Excerpts from a figure dataset:
**********
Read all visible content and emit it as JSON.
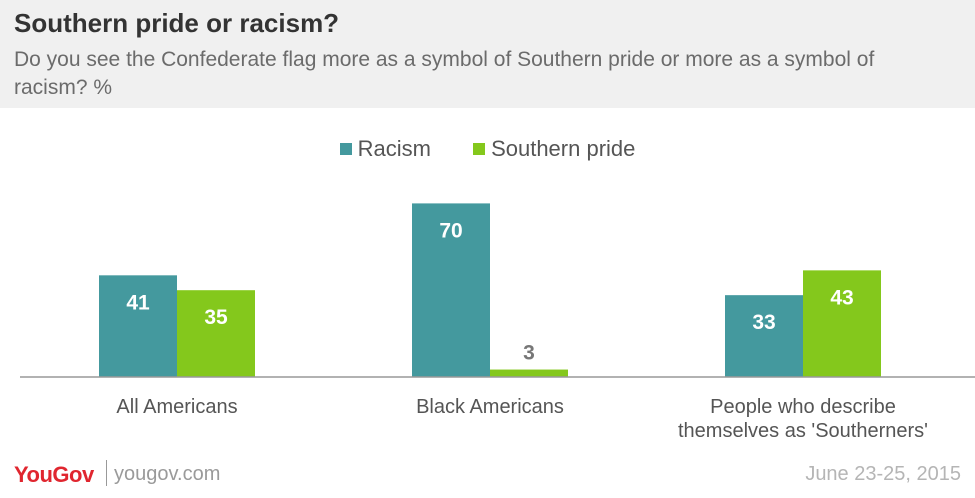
{
  "header": {
    "title": "Southern pride or racism?",
    "subtitle": "Do you see the Confederate flag more as a symbol of Southern pride or more as a symbol of racism? %"
  },
  "colors": {
    "racism": "#44999e",
    "southern_pride": "#84c81c"
  },
  "chart_data": {
    "type": "bar",
    "categories": [
      [
        "All Americans"
      ],
      [
        "Black Americans"
      ],
      [
        "People who describe",
        "themselves as 'Southerners'"
      ]
    ],
    "series": [
      {
        "name": "Racism",
        "values": [
          41,
          70,
          33
        ]
      },
      {
        "name": "Southern pride",
        "values": [
          35,
          3,
          43
        ]
      }
    ],
    "ylim": [
      0,
      70
    ],
    "legend": "top-center",
    "grid": false
  },
  "footer": {
    "logo": "YouGov",
    "site": "yougov.com",
    "date": "June 23-25, 2015"
  }
}
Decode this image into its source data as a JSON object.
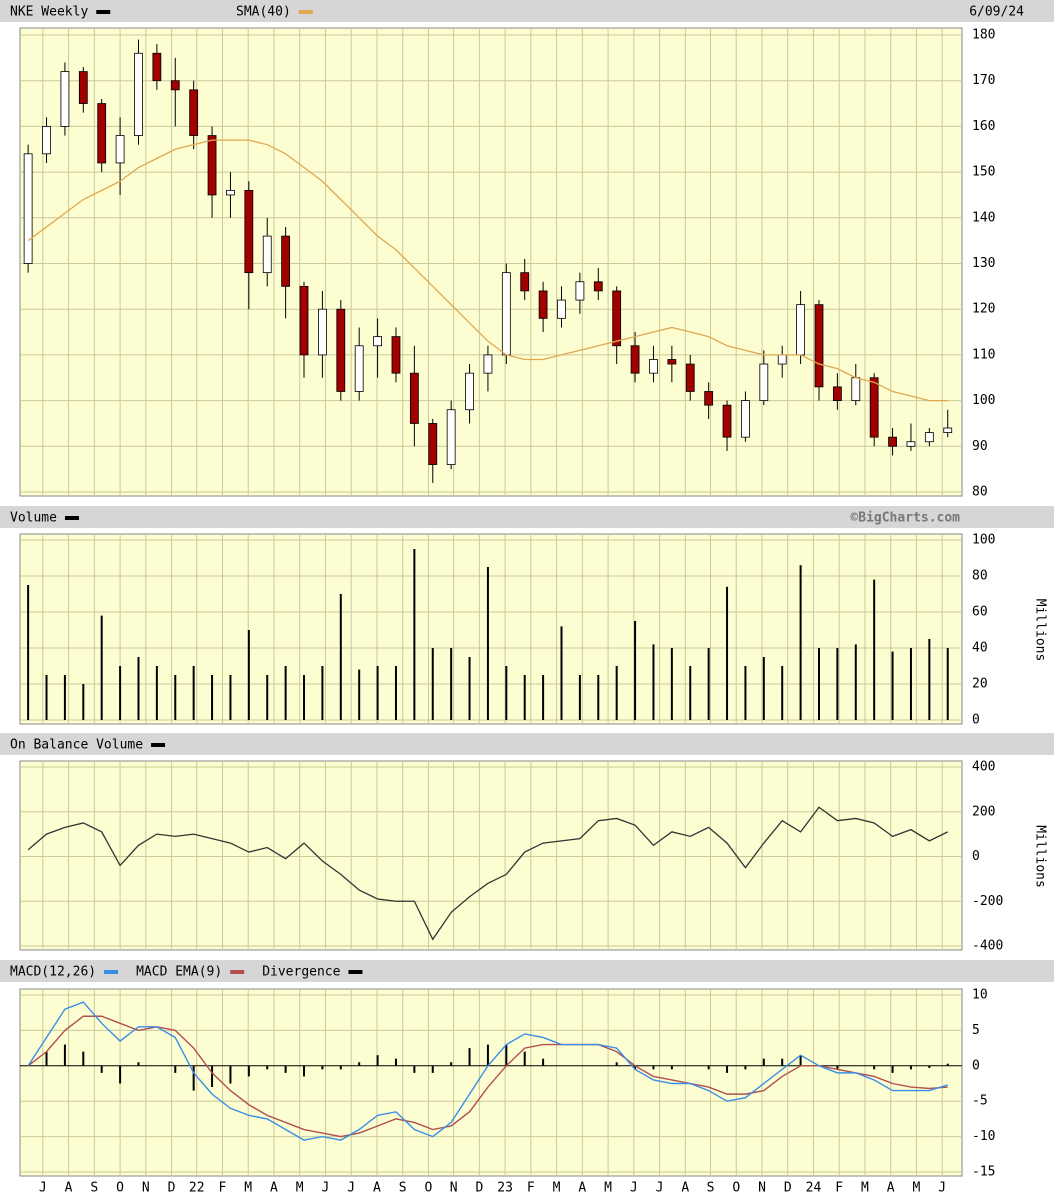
{
  "chart_data": [
    {
      "type": "candlestick",
      "date": "6/09/24",
      "x": [
        0,
        3,
        6,
        9,
        12,
        15,
        18,
        21,
        24,
        27,
        30,
        33,
        36,
        39,
        42,
        45,
        48,
        51,
        54,
        57,
        60,
        63,
        66,
        69,
        72,
        75,
        78,
        81,
        84,
        87,
        90,
        93,
        96,
        99,
        102,
        105,
        108,
        111,
        114,
        117,
        120,
        123,
        126,
        129,
        132,
        135,
        138,
        141,
        144,
        147,
        150
      ],
      "xlim": [
        -1,
        152
      ],
      "ylim": [
        80,
        180
      ],
      "yticks": [
        80,
        90,
        100,
        110,
        120,
        130,
        140,
        150,
        160,
        170,
        180
      ],
      "grid": true,
      "series": [
        {
          "name": "NKE Weekly",
          "color": "#000000",
          "color_up": "#ffffff",
          "color_down": "#a00000",
          "open": [
            130,
            154,
            160,
            172,
            165,
            152,
            158,
            176,
            170,
            168,
            158,
            145,
            146,
            128,
            136,
            125,
            110,
            120,
            102,
            112,
            114,
            106,
            95,
            86,
            98,
            106,
            110,
            128,
            124,
            118,
            122,
            126,
            124,
            112,
            106,
            109,
            108,
            102,
            99,
            92,
            100,
            108,
            110,
            121,
            103,
            100,
            105,
            92,
            90,
            91,
            93
          ],
          "high": [
            156,
            162,
            174,
            173,
            166,
            162,
            179,
            178,
            175,
            170,
            160,
            150,
            148,
            140,
            138,
            126,
            124,
            122,
            116,
            118,
            116,
            112,
            96,
            100,
            108,
            112,
            130,
            131,
            126,
            125,
            128,
            129,
            125,
            115,
            112,
            112,
            110,
            104,
            100,
            102,
            111,
            112,
            124,
            122,
            106,
            108,
            106,
            94,
            95,
            94,
            98
          ],
          "low": [
            128,
            152,
            158,
            163,
            150,
            145,
            156,
            168,
            160,
            155,
            140,
            140,
            120,
            125,
            118,
            105,
            105,
            100,
            100,
            105,
            104,
            90,
            82,
            85,
            95,
            102,
            108,
            122,
            115,
            116,
            119,
            122,
            108,
            104,
            104,
            104,
            100,
            96,
            89,
            91,
            99,
            105,
            108,
            100,
            98,
            99,
            90,
            88,
            89,
            90,
            92
          ],
          "close": [
            154,
            160,
            172,
            165,
            152,
            158,
            176,
            170,
            168,
            158,
            145,
            146,
            128,
            136,
            125,
            110,
            120,
            102,
            112,
            114,
            106,
            95,
            86,
            98,
            106,
            110,
            128,
            124,
            118,
            122,
            126,
            124,
            112,
            106,
            109,
            108,
            102,
            99,
            92,
            100,
            108,
            110,
            121,
            103,
            100,
            105,
            92,
            90,
            91,
            93,
            94
          ]
        },
        {
          "name": "SMA(40)",
          "color": "#e0a850",
          "values": [
            135,
            138,
            141,
            144,
            146,
            148,
            151,
            153,
            155,
            156,
            157,
            157,
            157,
            156,
            154,
            151,
            148,
            144,
            140,
            136,
            133,
            129,
            125,
            121,
            117,
            113,
            110,
            109,
            109,
            110,
            111,
            112,
            113,
            114,
            115,
            116,
            115,
            114,
            112,
            111,
            110,
            110,
            110,
            108,
            107,
            105,
            104,
            102,
            101,
            100,
            100
          ]
        }
      ]
    },
    {
      "type": "bar",
      "title": "Volume",
      "watermark": "©BigCharts.com",
      "y_label": "Millions",
      "color": "#000000",
      "x": [
        0,
        3,
        6,
        9,
        12,
        15,
        18,
        21,
        24,
        27,
        30,
        33,
        36,
        39,
        42,
        45,
        48,
        51,
        54,
        57,
        60,
        63,
        66,
        69,
        72,
        75,
        78,
        81,
        84,
        87,
        90,
        93,
        96,
        99,
        102,
        105,
        108,
        111,
        114,
        117,
        120,
        123,
        126,
        129,
        132,
        135,
        138,
        141,
        144,
        147,
        150
      ],
      "values": [
        75,
        25,
        25,
        20,
        58,
        30,
        35,
        30,
        25,
        30,
        25,
        25,
        50,
        25,
        30,
        25,
        30,
        70,
        28,
        30,
        30,
        95,
        40,
        40,
        35,
        85,
        30,
        25,
        25,
        52,
        25,
        25,
        30,
        55,
        42,
        40,
        30,
        40,
        74,
        30,
        35,
        30,
        86,
        40,
        40,
        42,
        78,
        38,
        40,
        45,
        40
      ],
      "xlim": [
        -1,
        152
      ],
      "ylim": [
        0,
        100
      ],
      "yticks": [
        0,
        20,
        40,
        60,
        80,
        100
      ],
      "grid": true
    },
    {
      "type": "line",
      "title": "On Balance Volume",
      "y_label": "Millions",
      "color": "#333333",
      "x": [
        0,
        3,
        6,
        9,
        12,
        15,
        18,
        21,
        24,
        27,
        30,
        33,
        36,
        39,
        42,
        45,
        48,
        51,
        54,
        57,
        60,
        63,
        66,
        69,
        72,
        75,
        78,
        81,
        84,
        87,
        90,
        93,
        96,
        99,
        102,
        105,
        108,
        111,
        114,
        117,
        120,
        123,
        126,
        129,
        132,
        135,
        138,
        141,
        144,
        147,
        150
      ],
      "values": [
        30,
        100,
        130,
        150,
        110,
        -40,
        50,
        100,
        90,
        100,
        80,
        60,
        20,
        40,
        -10,
        60,
        -20,
        -80,
        -150,
        -190,
        -200,
        -200,
        -370,
        -250,
        -180,
        -120,
        -80,
        20,
        60,
        70,
        80,
        160,
        170,
        140,
        50,
        110,
        90,
        130,
        60,
        -50,
        60,
        160,
        110,
        220,
        160,
        170,
        150,
        90,
        120,
        70,
        110
      ],
      "xlim": [
        -1,
        152
      ],
      "ylim": [
        -400,
        400
      ],
      "yticks": [
        -400,
        -200,
        0,
        200,
        400
      ],
      "grid": true
    },
    {
      "type": "macd",
      "x": [
        0,
        3,
        6,
        9,
        12,
        15,
        18,
        21,
        24,
        27,
        30,
        33,
        36,
        39,
        42,
        45,
        48,
        51,
        54,
        57,
        60,
        63,
        66,
        69,
        72,
        75,
        78,
        81,
        84,
        87,
        90,
        93,
        96,
        99,
        102,
        105,
        108,
        111,
        114,
        117,
        120,
        123,
        126,
        129,
        132,
        135,
        138,
        141,
        144,
        147,
        150
      ],
      "series": [
        {
          "name": "MACD(12,26)",
          "color": "#3a8ee6",
          "values": [
            0,
            4,
            8,
            9,
            6,
            3.5,
            5.5,
            5.5,
            4,
            -1,
            -4,
            -6,
            -7,
            -7.5,
            -9,
            -10.5,
            -10,
            -10.5,
            -9,
            -7,
            -6.5,
            -9,
            -10,
            -8,
            -4,
            0,
            3,
            4.5,
            4,
            3,
            3,
            3,
            2.5,
            -0.5,
            -2,
            -2.5,
            -2.5,
            -3.5,
            -5,
            -4.5,
            -2.5,
            -0.5,
            1.5,
            0,
            -1,
            -1,
            -2,
            -3.5,
            -3.5,
            -3.5,
            -2.7
          ]
        },
        {
          "name": "MACD EMA(9)",
          "color": "#b05050",
          "values": [
            0,
            2,
            5,
            7,
            7,
            6,
            5,
            5.5,
            5,
            2.5,
            -1,
            -3.5,
            -5.5,
            -7,
            -8,
            -9,
            -9.5,
            -10,
            -9.5,
            -8.5,
            -7.5,
            -8,
            -9,
            -8.5,
            -6.5,
            -3,
            0,
            2.5,
            3,
            3,
            3,
            3,
            2,
            0,
            -1.5,
            -2,
            -2.5,
            -3,
            -4,
            -4,
            -3.5,
            -1.5,
            0,
            0,
            -0.5,
            -1,
            -1.5,
            -2.5,
            -3,
            -3.2,
            -3
          ]
        },
        {
          "name": "Divergence",
          "color": "#000000",
          "values": [
            0,
            2,
            3,
            2,
            -1,
            -2.5,
            0.5,
            0,
            -1,
            -3.5,
            -3,
            -2.5,
            -1.5,
            -0.5,
            -1,
            -1.5,
            -0.5,
            -0.5,
            0.5,
            1.5,
            1,
            -1,
            -1,
            0.5,
            2.5,
            3,
            3,
            2,
            1,
            0,
            0,
            0,
            0.5,
            -0.5,
            -0.5,
            -0.5,
            0,
            -0.5,
            -1,
            -0.5,
            1,
            1,
            1.5,
            0,
            -0.5,
            0,
            -0.5,
            -1,
            -0.5,
            -0.3,
            0.3
          ]
        }
      ],
      "xlim": [
        -1,
        152
      ],
      "ylim": [
        -15,
        10
      ],
      "yticks": [
        -15,
        -10,
        -5,
        0,
        5,
        10
      ],
      "grid": true,
      "xticks": [
        {
          "value": 2.4,
          "label": "J"
        },
        {
          "value": 6.6,
          "label": "A"
        },
        {
          "value": 10.8,
          "label": "S"
        },
        {
          "value": 15.0,
          "label": "O"
        },
        {
          "value": 19.2,
          "label": "N"
        },
        {
          "value": 23.4,
          "label": "D"
        },
        {
          "value": 27.5,
          "label": "22"
        },
        {
          "value": 31.7,
          "label": "F"
        },
        {
          "value": 35.9,
          "label": "M"
        },
        {
          "value": 40.1,
          "label": "A"
        },
        {
          "value": 44.3,
          "label": "M"
        },
        {
          "value": 48.5,
          "label": "J"
        },
        {
          "value": 52.7,
          "label": "J"
        },
        {
          "value": 56.9,
          "label": "A"
        },
        {
          "value": 61.1,
          "label": "S"
        },
        {
          "value": 65.3,
          "label": "O"
        },
        {
          "value": 69.4,
          "label": "N"
        },
        {
          "value": 73.6,
          "label": "D"
        },
        {
          "value": 77.8,
          "label": "23"
        },
        {
          "value": 82.0,
          "label": "F"
        },
        {
          "value": 86.2,
          "label": "M"
        },
        {
          "value": 90.4,
          "label": "A"
        },
        {
          "value": 94.6,
          "label": "M"
        },
        {
          "value": 98.8,
          "label": "J"
        },
        {
          "value": 103.0,
          "label": "J"
        },
        {
          "value": 107.2,
          "label": "A"
        },
        {
          "value": 111.3,
          "label": "S"
        },
        {
          "value": 115.5,
          "label": "O"
        },
        {
          "value": 119.7,
          "label": "N"
        },
        {
          "value": 123.9,
          "label": "D"
        },
        {
          "value": 128.1,
          "label": "24"
        },
        {
          "value": 132.3,
          "label": "F"
        },
        {
          "value": 136.5,
          "label": "M"
        },
        {
          "value": 140.7,
          "label": "A"
        },
        {
          "value": 144.9,
          "label": "M"
        },
        {
          "value": 149.1,
          "label": "J"
        }
      ]
    }
  ]
}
**********
Problem details → Count how many lines of the data include the word "Volume". Your reply should be that number alone.

The solution → 2